═════ Available data ═════
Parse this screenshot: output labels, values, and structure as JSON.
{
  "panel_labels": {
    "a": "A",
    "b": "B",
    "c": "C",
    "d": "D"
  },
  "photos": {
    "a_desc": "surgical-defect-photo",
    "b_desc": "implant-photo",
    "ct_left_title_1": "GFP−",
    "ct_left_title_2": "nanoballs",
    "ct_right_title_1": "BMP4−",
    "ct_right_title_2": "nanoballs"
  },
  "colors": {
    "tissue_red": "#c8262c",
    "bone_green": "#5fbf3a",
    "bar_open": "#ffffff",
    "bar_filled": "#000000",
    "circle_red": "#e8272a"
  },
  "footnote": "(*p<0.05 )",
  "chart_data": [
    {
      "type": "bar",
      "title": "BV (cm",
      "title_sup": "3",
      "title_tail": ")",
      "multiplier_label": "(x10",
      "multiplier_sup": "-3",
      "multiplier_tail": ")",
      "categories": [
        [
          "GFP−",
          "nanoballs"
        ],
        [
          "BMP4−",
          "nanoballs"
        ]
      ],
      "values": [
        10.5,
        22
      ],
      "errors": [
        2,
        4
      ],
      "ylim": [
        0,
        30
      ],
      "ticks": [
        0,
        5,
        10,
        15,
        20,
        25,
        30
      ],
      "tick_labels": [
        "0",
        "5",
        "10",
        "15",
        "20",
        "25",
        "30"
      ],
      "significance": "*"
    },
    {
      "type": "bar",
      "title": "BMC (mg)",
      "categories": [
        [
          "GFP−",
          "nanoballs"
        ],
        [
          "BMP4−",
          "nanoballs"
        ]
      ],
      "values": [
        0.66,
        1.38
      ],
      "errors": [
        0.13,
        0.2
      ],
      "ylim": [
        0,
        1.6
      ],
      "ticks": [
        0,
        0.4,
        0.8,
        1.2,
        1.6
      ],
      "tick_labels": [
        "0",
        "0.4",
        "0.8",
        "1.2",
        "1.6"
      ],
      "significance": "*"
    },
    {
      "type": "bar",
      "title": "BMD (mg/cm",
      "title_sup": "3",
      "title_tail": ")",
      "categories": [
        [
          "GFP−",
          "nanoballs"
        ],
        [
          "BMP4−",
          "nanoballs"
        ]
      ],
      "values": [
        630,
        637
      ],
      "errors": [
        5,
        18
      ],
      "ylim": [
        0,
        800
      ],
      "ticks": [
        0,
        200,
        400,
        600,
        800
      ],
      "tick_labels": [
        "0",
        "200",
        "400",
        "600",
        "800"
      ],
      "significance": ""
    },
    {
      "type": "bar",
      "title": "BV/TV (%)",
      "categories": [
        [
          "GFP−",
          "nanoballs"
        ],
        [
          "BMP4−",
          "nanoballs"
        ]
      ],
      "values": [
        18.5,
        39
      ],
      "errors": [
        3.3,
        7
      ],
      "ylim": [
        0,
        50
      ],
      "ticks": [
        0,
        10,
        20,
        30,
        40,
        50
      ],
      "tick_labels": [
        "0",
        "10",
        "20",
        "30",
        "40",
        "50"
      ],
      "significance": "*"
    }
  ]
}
═════
Short task: Exactly reproduce all of the entries.

Exercise result:
Parse this screenshot: output labels, values, and structure as JSON.
{
  "panel_labels": {
    "a": "A",
    "b": "B",
    "c": "C",
    "d": "D"
  },
  "photos": {
    "a_desc": "surgical-defect-photo",
    "b_desc": "implant-photo",
    "ct_left_title_1": "GFP−",
    "ct_left_title_2": "nanoballs",
    "ct_right_title_1": "BMP4−",
    "ct_right_title_2": "nanoballs"
  },
  "colors": {
    "tissue_red": "#c8262c",
    "bone_green": "#5fbf3a",
    "bar_open": "#ffffff",
    "bar_filled": "#000000",
    "circle_red": "#e8272a"
  },
  "footnote": "(*p<0.05 )",
  "chart_data": [
    {
      "type": "bar",
      "title": "BV (cm",
      "title_sup": "3",
      "title_tail": ")",
      "multiplier_label": "(x10",
      "multiplier_sup": "-3",
      "multiplier_tail": ")",
      "categories": [
        [
          "GFP−",
          "nanoballs"
        ],
        [
          "BMP4−",
          "nanoballs"
        ]
      ],
      "values": [
        10.5,
        22
      ],
      "errors": [
        2,
        4
      ],
      "ylim": [
        0,
        30
      ],
      "ticks": [
        0,
        5,
        10,
        15,
        20,
        25,
        30
      ],
      "tick_labels": [
        "0",
        "5",
        "10",
        "15",
        "20",
        "25",
        "30"
      ],
      "significance": "*"
    },
    {
      "type": "bar",
      "title": "BMC (mg)",
      "categories": [
        [
          "GFP−",
          "nanoballs"
        ],
        [
          "BMP4−",
          "nanoballs"
        ]
      ],
      "values": [
        0.66,
        1.38
      ],
      "errors": [
        0.13,
        0.2
      ],
      "ylim": [
        0,
        1.6
      ],
      "ticks": [
        0,
        0.4,
        0.8,
        1.2,
        1.6
      ],
      "tick_labels": [
        "0",
        "0.4",
        "0.8",
        "1.2",
        "1.6"
      ],
      "significance": "*"
    },
    {
      "type": "bar",
      "title": "BMD (mg/cm",
      "title_sup": "3",
      "title_tail": ")",
      "categories": [
        [
          "GFP−",
          "nanoballs"
        ],
        [
          "BMP4−",
          "nanoballs"
        ]
      ],
      "values": [
        630,
        637
      ],
      "errors": [
        5,
        18
      ],
      "ylim": [
        0,
        800
      ],
      "ticks": [
        0,
        200,
        400,
        600,
        800
      ],
      "tick_labels": [
        "0",
        "200",
        "400",
        "600",
        "800"
      ],
      "significance": ""
    },
    {
      "type": "bar",
      "title": "BV/TV (%)",
      "categories": [
        [
          "GFP−",
          "nanoballs"
        ],
        [
          "BMP4−",
          "nanoballs"
        ]
      ],
      "values": [
        18.5,
        39
      ],
      "errors": [
        3.3,
        7
      ],
      "ylim": [
        0,
        50
      ],
      "ticks": [
        0,
        10,
        20,
        30,
        40,
        50
      ],
      "tick_labels": [
        "0",
        "10",
        "20",
        "30",
        "40",
        "50"
      ],
      "significance": "*"
    }
  ]
}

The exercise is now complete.